## Your objective
Scan the records and identify every line in which the string "works" occurs, then return those lines.

* * *

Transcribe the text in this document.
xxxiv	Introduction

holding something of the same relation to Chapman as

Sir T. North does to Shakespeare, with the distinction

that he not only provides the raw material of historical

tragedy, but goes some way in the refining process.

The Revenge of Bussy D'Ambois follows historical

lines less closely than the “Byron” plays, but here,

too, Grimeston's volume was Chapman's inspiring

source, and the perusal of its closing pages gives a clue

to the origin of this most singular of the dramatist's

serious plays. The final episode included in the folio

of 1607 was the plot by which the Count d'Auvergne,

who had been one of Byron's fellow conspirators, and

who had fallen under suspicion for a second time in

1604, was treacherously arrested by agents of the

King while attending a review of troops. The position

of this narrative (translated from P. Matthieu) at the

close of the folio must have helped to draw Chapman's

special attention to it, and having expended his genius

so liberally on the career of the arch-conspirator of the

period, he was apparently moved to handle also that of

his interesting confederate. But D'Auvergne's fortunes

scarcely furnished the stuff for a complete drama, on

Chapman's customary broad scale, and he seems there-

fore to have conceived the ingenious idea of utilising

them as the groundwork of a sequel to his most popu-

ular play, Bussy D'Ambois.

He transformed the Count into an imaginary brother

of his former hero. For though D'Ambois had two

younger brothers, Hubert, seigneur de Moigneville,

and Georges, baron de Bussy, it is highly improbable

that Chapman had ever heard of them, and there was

* * *

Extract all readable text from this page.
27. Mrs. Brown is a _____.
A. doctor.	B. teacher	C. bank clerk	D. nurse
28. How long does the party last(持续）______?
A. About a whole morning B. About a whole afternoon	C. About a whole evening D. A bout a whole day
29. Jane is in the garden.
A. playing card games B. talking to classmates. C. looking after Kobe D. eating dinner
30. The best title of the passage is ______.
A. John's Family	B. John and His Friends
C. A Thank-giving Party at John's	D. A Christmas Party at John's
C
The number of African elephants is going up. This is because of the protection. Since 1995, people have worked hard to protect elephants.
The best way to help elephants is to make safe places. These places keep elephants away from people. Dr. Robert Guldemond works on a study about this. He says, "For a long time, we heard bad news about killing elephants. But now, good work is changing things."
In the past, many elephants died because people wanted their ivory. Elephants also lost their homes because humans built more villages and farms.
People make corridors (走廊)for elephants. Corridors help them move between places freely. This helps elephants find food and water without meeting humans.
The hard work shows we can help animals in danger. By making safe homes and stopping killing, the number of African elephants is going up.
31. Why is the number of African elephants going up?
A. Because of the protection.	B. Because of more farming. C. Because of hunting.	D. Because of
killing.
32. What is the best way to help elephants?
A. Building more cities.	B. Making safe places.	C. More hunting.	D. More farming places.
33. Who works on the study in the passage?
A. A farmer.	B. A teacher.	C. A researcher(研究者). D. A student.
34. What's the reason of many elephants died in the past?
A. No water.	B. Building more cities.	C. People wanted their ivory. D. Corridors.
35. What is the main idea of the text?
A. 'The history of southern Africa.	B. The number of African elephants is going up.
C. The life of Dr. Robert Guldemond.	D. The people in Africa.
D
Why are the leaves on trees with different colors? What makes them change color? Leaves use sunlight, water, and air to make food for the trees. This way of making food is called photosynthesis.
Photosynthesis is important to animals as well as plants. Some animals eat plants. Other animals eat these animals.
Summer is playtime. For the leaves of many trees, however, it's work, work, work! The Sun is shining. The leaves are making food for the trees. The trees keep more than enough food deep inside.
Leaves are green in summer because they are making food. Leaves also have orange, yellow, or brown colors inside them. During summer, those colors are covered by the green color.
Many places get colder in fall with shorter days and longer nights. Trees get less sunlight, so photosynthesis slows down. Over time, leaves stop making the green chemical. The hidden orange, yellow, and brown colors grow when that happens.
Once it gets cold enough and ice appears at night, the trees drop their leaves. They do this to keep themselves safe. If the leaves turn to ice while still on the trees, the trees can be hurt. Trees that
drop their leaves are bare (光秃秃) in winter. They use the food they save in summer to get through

* * *

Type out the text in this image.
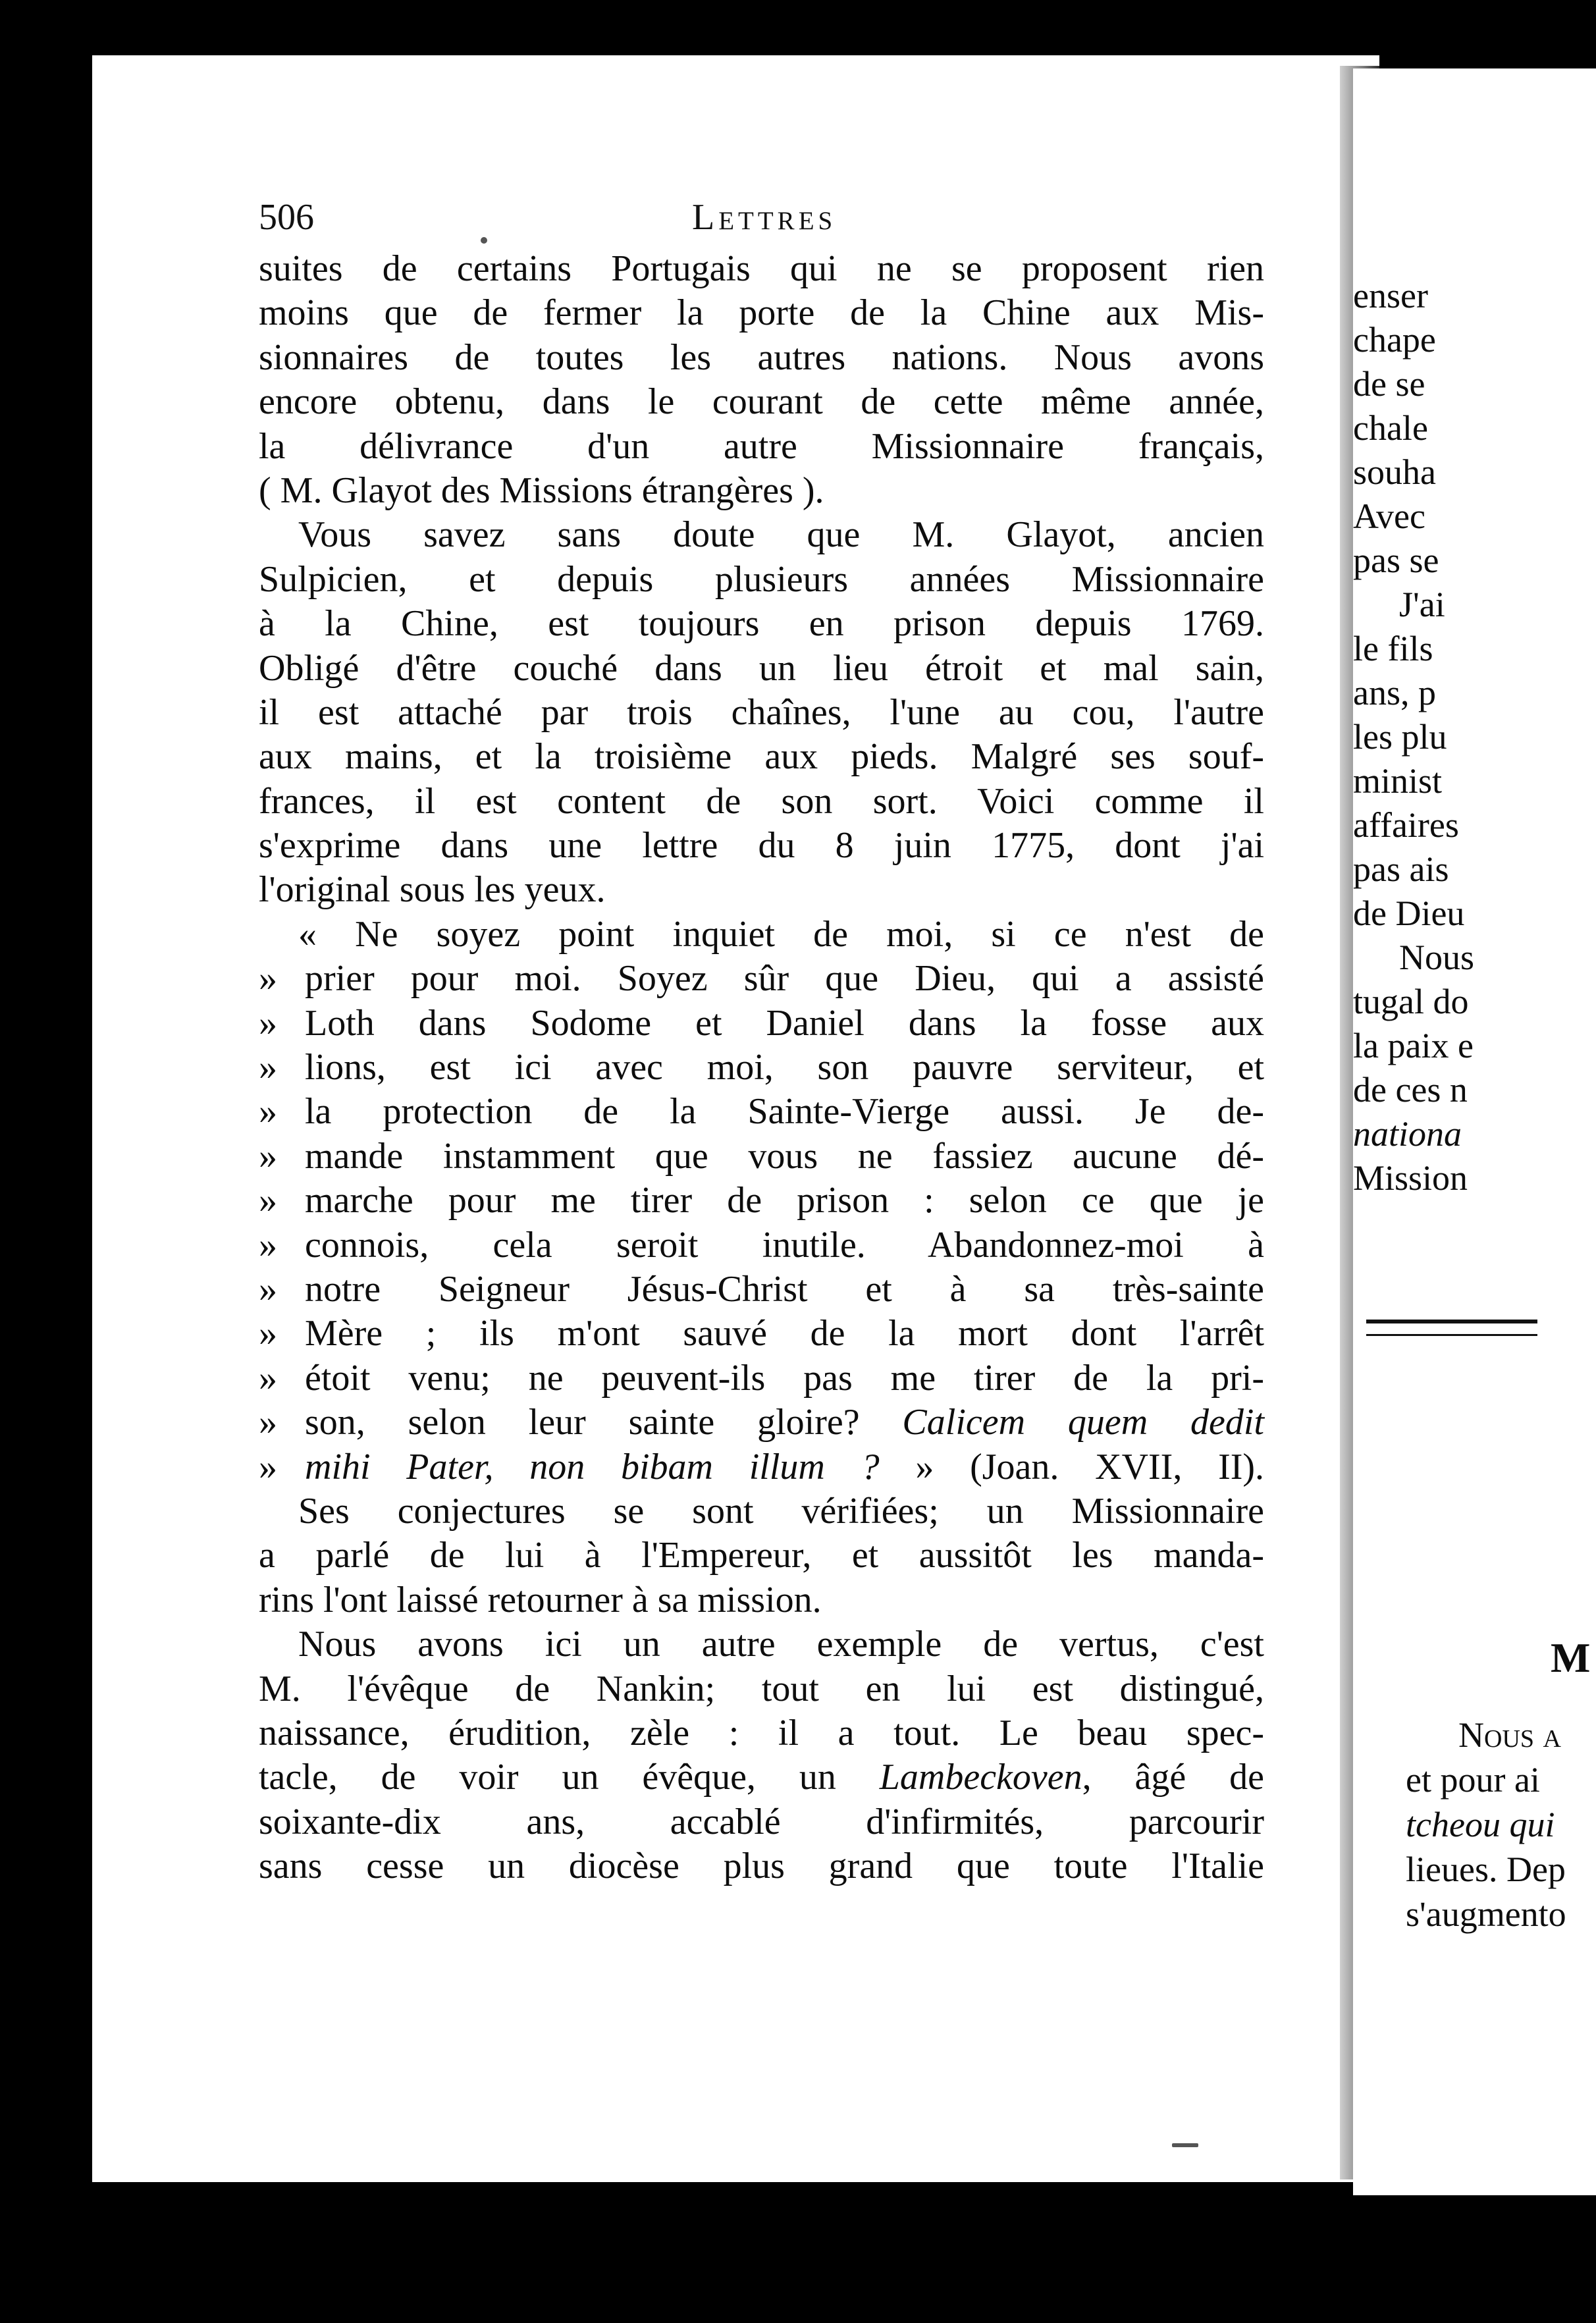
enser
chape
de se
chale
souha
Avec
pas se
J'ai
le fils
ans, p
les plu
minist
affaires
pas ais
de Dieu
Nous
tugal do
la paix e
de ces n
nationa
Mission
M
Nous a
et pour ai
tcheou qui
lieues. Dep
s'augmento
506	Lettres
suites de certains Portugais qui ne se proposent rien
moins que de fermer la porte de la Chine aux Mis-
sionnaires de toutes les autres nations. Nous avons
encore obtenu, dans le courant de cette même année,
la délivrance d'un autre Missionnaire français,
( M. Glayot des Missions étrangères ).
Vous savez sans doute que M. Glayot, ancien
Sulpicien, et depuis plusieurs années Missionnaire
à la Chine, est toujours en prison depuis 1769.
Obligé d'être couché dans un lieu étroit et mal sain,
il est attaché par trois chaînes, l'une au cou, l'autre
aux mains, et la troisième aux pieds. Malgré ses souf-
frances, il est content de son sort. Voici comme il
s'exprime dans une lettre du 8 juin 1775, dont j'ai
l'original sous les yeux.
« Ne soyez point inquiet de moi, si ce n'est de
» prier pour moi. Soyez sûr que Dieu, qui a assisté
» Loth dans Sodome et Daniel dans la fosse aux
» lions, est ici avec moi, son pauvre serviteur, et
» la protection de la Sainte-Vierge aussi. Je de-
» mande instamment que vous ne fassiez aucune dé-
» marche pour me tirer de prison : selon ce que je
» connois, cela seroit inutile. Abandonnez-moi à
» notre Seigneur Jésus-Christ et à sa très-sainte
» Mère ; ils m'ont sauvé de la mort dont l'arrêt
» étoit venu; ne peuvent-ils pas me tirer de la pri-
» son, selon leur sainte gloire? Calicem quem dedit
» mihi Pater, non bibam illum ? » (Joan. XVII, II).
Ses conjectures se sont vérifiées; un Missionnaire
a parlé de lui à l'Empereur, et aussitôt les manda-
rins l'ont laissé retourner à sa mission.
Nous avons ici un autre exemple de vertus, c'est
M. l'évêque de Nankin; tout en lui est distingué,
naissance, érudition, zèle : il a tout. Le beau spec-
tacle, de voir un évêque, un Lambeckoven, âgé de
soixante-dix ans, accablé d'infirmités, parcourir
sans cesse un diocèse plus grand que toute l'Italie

* * *

## Written response
The best way to help elephants is to make safe places. These places keep elephants away from people. Dr. Robert Guldemond works on a study about this. He says, "For a long time, we heard bad news about killing elephants. But now, good work is changing things."
33. Who works on the study in the passage?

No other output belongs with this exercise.